### Stated exercise
Every line below is to be copied exactly, with the pictures left out.

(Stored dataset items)
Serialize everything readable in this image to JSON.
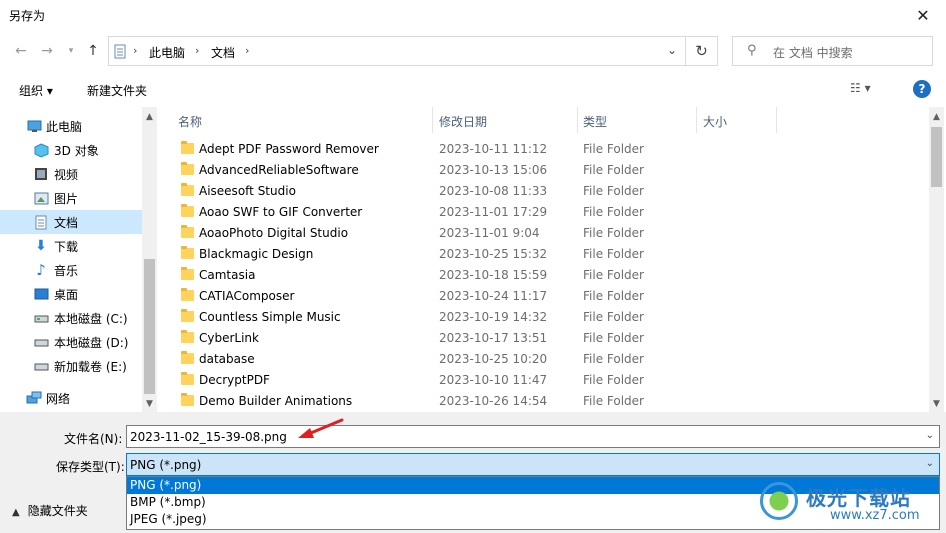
{
  "window": {
    "title": "另存为"
  },
  "address": {
    "segments": [
      "此电脑",
      "文档"
    ]
  },
  "search": {
    "placeholder": "在 文档 中搜索"
  },
  "toolbar": {
    "organize": "组织 ▾",
    "new_folder": "新建文件夹"
  },
  "nav": {
    "items": [
      {
        "label": "此电脑",
        "icon": "computer-icon"
      },
      {
        "label": "3D 对象",
        "icon": "cube-icon"
      },
      {
        "label": "视频",
        "icon": "video-icon"
      },
      {
        "label": "图片",
        "icon": "picture-icon"
      },
      {
        "label": "文档",
        "icon": "document-icon",
        "selected": true
      },
      {
        "label": "下载",
        "icon": "download-icon"
      },
      {
        "label": "音乐",
        "icon": "music-icon"
      },
      {
        "label": "桌面",
        "icon": "desktop-icon"
      },
      {
        "label": "本地磁盘 (C:)",
        "icon": "drive-icon"
      },
      {
        "label": "本地磁盘 (D:)",
        "icon": "drive-icon"
      },
      {
        "label": "新加载卷 (E:)",
        "icon": "drive-icon"
      },
      {
        "label": "网络",
        "icon": "network-icon"
      }
    ]
  },
  "columns": {
    "name": "名称",
    "date": "修改日期",
    "type": "类型",
    "size": "大小"
  },
  "files": [
    {
      "name": "Adept PDF Password Remover",
      "date": "2023-10-11 11:12",
      "type": "File Folder"
    },
    {
      "name": "AdvancedReliableSoftware",
      "date": "2023-10-13 15:06",
      "type": "File Folder"
    },
    {
      "name": "Aiseesoft Studio",
      "date": "2023-10-08 11:33",
      "type": "File Folder"
    },
    {
      "name": "Aoao SWF to GIF Converter",
      "date": "2023-11-01 17:29",
      "type": "File Folder"
    },
    {
      "name": "AoaoPhoto Digital Studio",
      "date": "2023-11-01 9:04",
      "type": "File Folder"
    },
    {
      "name": "Blackmagic Design",
      "date": "2023-10-25 15:32",
      "type": "File Folder"
    },
    {
      "name": "Camtasia",
      "date": "2023-10-18 15:59",
      "type": "File Folder"
    },
    {
      "name": "CATIAComposer",
      "date": "2023-10-24 11:17",
      "type": "File Folder"
    },
    {
      "name": "Countless Simple Music",
      "date": "2023-10-19 14:32",
      "type": "File Folder"
    },
    {
      "name": "CyberLink",
      "date": "2023-10-17 13:51",
      "type": "File Folder"
    },
    {
      "name": "database",
      "date": "2023-10-25 10:20",
      "type": "File Folder"
    },
    {
      "name": "DecryptPDF",
      "date": "2023-10-10 11:47",
      "type": "File Folder"
    },
    {
      "name": "Demo Builder Animations",
      "date": "2023-10-26 14:54",
      "type": "File Folder"
    }
  ],
  "form": {
    "filename_label": "文件名(N):",
    "filename_value": "2023-11-02_15-39-08.png",
    "filetype_label": "保存类型(T):",
    "filetype_value": "PNG (*.png)",
    "filetype_options": [
      "PNG (*.png)",
      "BMP (*.bmp)",
      "JPEG (*.jpeg)"
    ]
  },
  "hide_folders": "隐藏文件夹",
  "watermark": {
    "title": "极光下载站",
    "url": "www.xz7.com"
  },
  "colors": {
    "accent": "#0078d7",
    "selection": "#cce8ff",
    "folder": "#ffd35c",
    "arrow": "#e02020"
  }
}
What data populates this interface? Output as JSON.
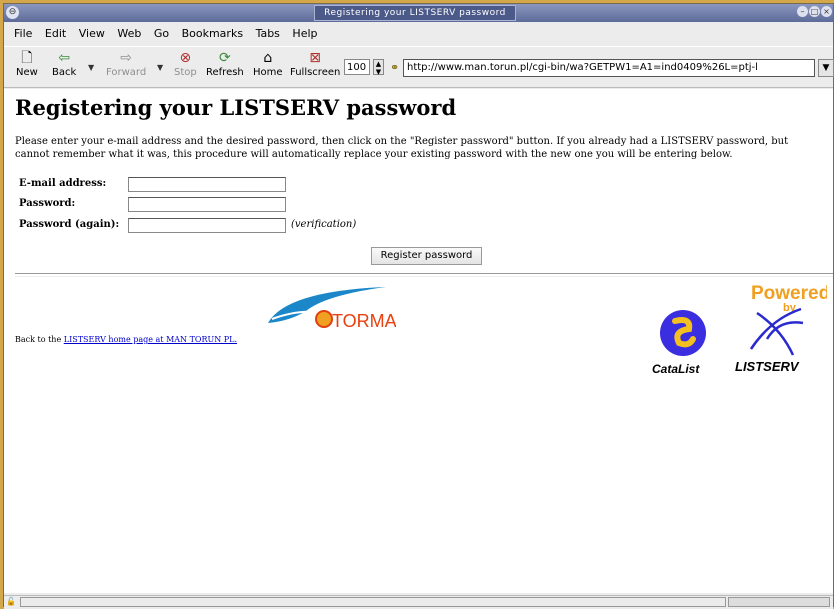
{
  "window": {
    "title": "Registering your LISTSERV password"
  },
  "menu": [
    "File",
    "Edit",
    "View",
    "Web",
    "Go",
    "Bookmarks",
    "Tabs",
    "Help"
  ],
  "toolbar": {
    "new": "New",
    "back": "Back",
    "forward": "Forward",
    "stop": "Stop",
    "refresh": "Refresh",
    "home": "Home",
    "fullscreen": "Fullscreen",
    "zoom": "100",
    "url": "http://www.man.torun.pl/cgi-bin/wa?GETPW1=A1=ind0409%26L=ptj-l"
  },
  "page": {
    "heading": "Registering your LISTSERV password",
    "intro": "Please enter your e-mail address and the desired password, then click on the \"Register password\" button. If you already had a LISTSERV password, but cannot remember what it was, this procedure will automatically replace your existing password with the new one you will be entering below.",
    "email_label": "E-mail address:",
    "password_label": "Password:",
    "password_again_label": "Password (again):",
    "verification": "(verification)",
    "register_button": "Register password",
    "back_prefix": "Back to the ",
    "back_link": "LISTSERV home page at MAN TORUN PL.",
    "torman_logo": "TORMAN",
    "catalist_logo": "CataList",
    "powered_logo_top": "Powered",
    "powered_logo_by": "by",
    "powered_logo_name": "LISTSERV"
  }
}
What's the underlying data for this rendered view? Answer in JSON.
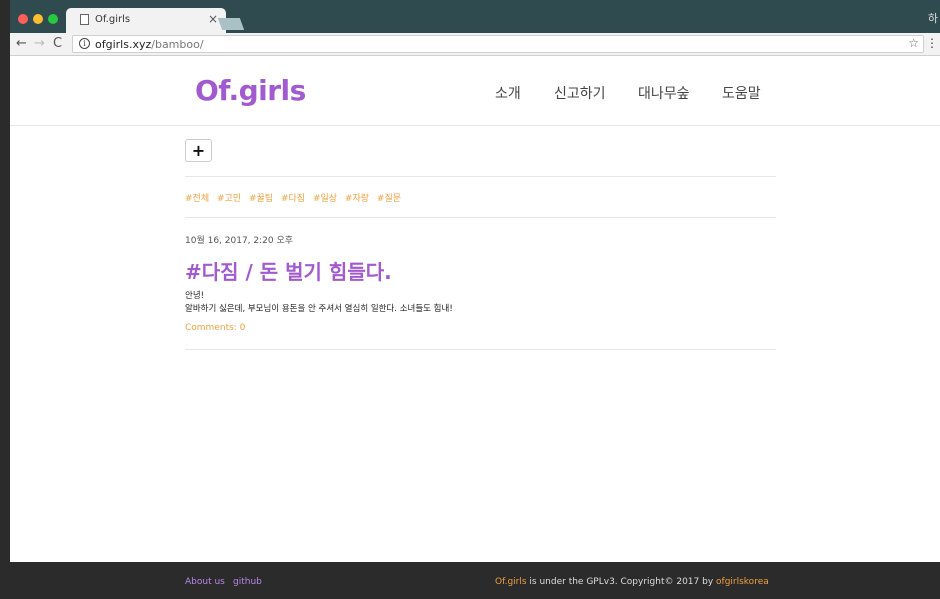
{
  "browser": {
    "tab_title": "Of.girls",
    "tab_close": "×",
    "corner_glyph": "하",
    "url_host": "ofgirls.xyz",
    "url_path": "/bamboo/",
    "back": "←",
    "forward": "→",
    "reload": "C",
    "info": "i",
    "star": "☆",
    "menu": "⋮"
  },
  "header": {
    "logo": "Of.girls",
    "nav": [
      "소개",
      "신고하기",
      "대나무숲",
      "도움말"
    ]
  },
  "main": {
    "add_button": "+",
    "tags": [
      "#전체",
      "#고민",
      "#꿀팁",
      "#다짐",
      "#일상",
      "#자랑",
      "#질문"
    ],
    "post": {
      "date": "10월 16, 2017, 2:20 오후",
      "title": "#다짐 / 돈 벌기 힘들다.",
      "body_line1": "안녕!",
      "body_line2": "알바하기 싫은데, 부모님이 용돈을 안 주셔서 열심히 일한다. 소녀들도 힘내!",
      "comments": "Comments: 0"
    }
  },
  "footer": {
    "about": "About us",
    "github": "github",
    "brand": "Of.girls",
    "license_text": " is under the GPLv3. Copyright© 2017 by ",
    "author": "ofgirlskorea"
  },
  "colors": {
    "accent_purple": "#a25ad0",
    "accent_orange": "#f0a040",
    "footer_bg": "#2b2b2b"
  }
}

### Finished task
Serialize everything readable in this image to JSON.
{
  "window": {
    "title": "另存为"
  },
  "address": {
    "segments": [
      "此电脑",
      "文档"
    ]
  },
  "search": {
    "placeholder": "在 文档 中搜索"
  },
  "toolbar": {
    "organize": "组织 ▾",
    "new_folder": "新建文件夹"
  },
  "nav": {
    "items": [
      {
        "label": "此电脑",
        "icon": "computer-icon"
      },
      {
        "label": "3D 对象",
        "icon": "cube-icon"
      },
      {
        "label": "视频",
        "icon": "video-icon"
      },
      {
        "label": "图片",
        "icon": "picture-icon"
      },
      {
        "label": "文档",
        "icon": "document-icon",
        "selected": true
      },
      {
        "label": "下载",
        "icon": "download-icon"
      },
      {
        "label": "音乐",
        "icon": "music-icon"
      },
      {
        "label": "桌面",
        "icon": "desktop-icon"
      },
      {
        "label": "本地磁盘 (C:)",
        "icon": "drive-icon"
      },
      {
        "label": "本地磁盘 (D:)",
        "icon": "drive-icon"
      },
      {
        "label": "新加载卷 (E:)",
        "icon": "drive-icon"
      },
      {
        "label": "网络",
        "icon": "network-icon"
      }
    ]
  },
  "columns": {
    "name": "名称",
    "date": "修改日期",
    "type": "类型",
    "size": "大小"
  },
  "files": [
    {
      "name": "Adept PDF Password Remover",
      "date": "2023-10-11 11:12",
      "type": "File Folder"
    },
    {
      "name": "AdvancedReliableSoftware",
      "date": "2023-10-13 15:06",
      "type": "File Folder"
    },
    {
      "name": "Aiseesoft Studio",
      "date": "2023-10-08 11:33",
      "type": "File Folder"
    },
    {
      "name": "Aoao SWF to GIF Converter",
      "date": "2023-11-01 17:29",
      "type": "File Folder"
    },
    {
      "name": "AoaoPhoto Digital Studio",
      "date": "2023-11-01 9:04",
      "type": "File Folder"
    },
    {
      "name": "Blackmagic Design",
      "date": "2023-10-25 15:32",
      "type": "File Folder"
    },
    {
      "name": "Camtasia",
      "date": "2023-10-18 15:59",
      "type": "File Folder"
    },
    {
      "name": "CATIAComposer",
      "date": "2023-10-24 11:17",
      "type": "File Folder"
    },
    {
      "name": "Countless Simple Music",
      "date": "2023-10-19 14:32",
      "type": "File Folder"
    },
    {
      "name": "CyberLink",
      "date": "2023-10-17 13:51",
      "type": "File Folder"
    },
    {
      "name": "database",
      "date": "2023-10-25 10:20",
      "type": "File Folder"
    },
    {
      "name": "DecryptPDF",
      "date": "2023-10-10 11:47",
      "type": "File Folder"
    },
    {
      "name": "Demo Builder Animations",
      "date": "2023-10-26 14:54",
      "type": "File Folder"
    }
  ],
  "form": {
    "filename_label": "文件名(N):",
    "filename_value": "2023-11-02_15-39-08.png",
    "filetype_label": "保存类型(T):",
    "filetype_value": "PNG (*.png)",
    "filetype_options": [
      "PNG (*.png)",
      "BMP (*.bmp)",
      "JPEG (*.jpeg)"
    ]
  },
  "hide_folders": "隐藏文件夹",
  "watermark": {
    "title": "极光下载站",
    "url": "www.xz7.com"
  },
  "colors": {
    "accent": "#0078d7",
    "selection": "#cce8ff",
    "folder": "#ffd35c",
    "arrow": "#e02020"
  }
}
What data populates this interface? Output as JSON.
{
  "window": {
    "title": "Registering your LISTSERV password"
  },
  "menu": [
    "File",
    "Edit",
    "View",
    "Web",
    "Go",
    "Bookmarks",
    "Tabs",
    "Help"
  ],
  "toolbar": {
    "new": "New",
    "back": "Back",
    "forward": "Forward",
    "stop": "Stop",
    "refresh": "Refresh",
    "home": "Home",
    "fullscreen": "Fullscreen",
    "zoom": "100",
    "url": "http://www.man.torun.pl/cgi-bin/wa?GETPW1=A1=ind0409%26L=ptj-l"
  },
  "page": {
    "heading": "Registering your LISTSERV password",
    "intro": "Please enter your e-mail address and the desired password, then click on the \"Register password\" button. If you already had a LISTSERV password, but cannot remember what it was, this procedure will automatically replace your existing password with the new one you will be entering below.",
    "email_label": "E-mail address:",
    "password_label": "Password:",
    "password_again_label": "Password (again):",
    "verification": "(verification)",
    "register_button": "Register password",
    "back_prefix": "Back to the ",
    "back_link": "LISTSERV home page at MAN TORUN PL.",
    "torman_logo": "TORMAN",
    "catalist_logo": "CataList",
    "powered_logo_top": "Powered",
    "powered_logo_by": "by",
    "powered_logo_name": "LISTSERV"
  }
}
What's the underlying data for this rendered view? Answer in JSON.
{
  "browser": {
    "tab_title": "Of.girls",
    "tab_close": "×",
    "corner_glyph": "하",
    "url_host": "ofgirls.xyz",
    "url_path": "/bamboo/",
    "back": "←",
    "forward": "→",
    "reload": "C",
    "info": "i",
    "star": "☆",
    "menu": "⋮"
  },
  "header": {
    "logo": "Of.girls",
    "nav": [
      "소개",
      "신고하기",
      "대나무숲",
      "도움말"
    ]
  },
  "main": {
    "add_button": "+",
    "tags": [
      "#전체",
      "#고민",
      "#꿀팁",
      "#다짐",
      "#일상",
      "#자랑",
      "#질문"
    ],
    "post": {
      "date": "10월 16, 2017, 2:20 오후",
      "title": "#다짐 / 돈 벌기 힘들다.",
      "body_line1": "안녕!",
      "body_line2": "알바하기 싫은데, 부모님이 용돈을 안 주셔서 열심히 일한다. 소녀들도 힘내!",
      "comments": "Comments: 0"
    }
  },
  "footer": {
    "about": "About us",
    "github": "github",
    "brand": "Of.girls",
    "license_text": " is under the GPLv3. Copyright© 2017 by ",
    "author": "ofgirlskorea"
  },
  "colors": {
    "accent_purple": "#a25ad0",
    "accent_orange": "#f0a040",
    "footer_bg": "#2b2b2b"
  }
}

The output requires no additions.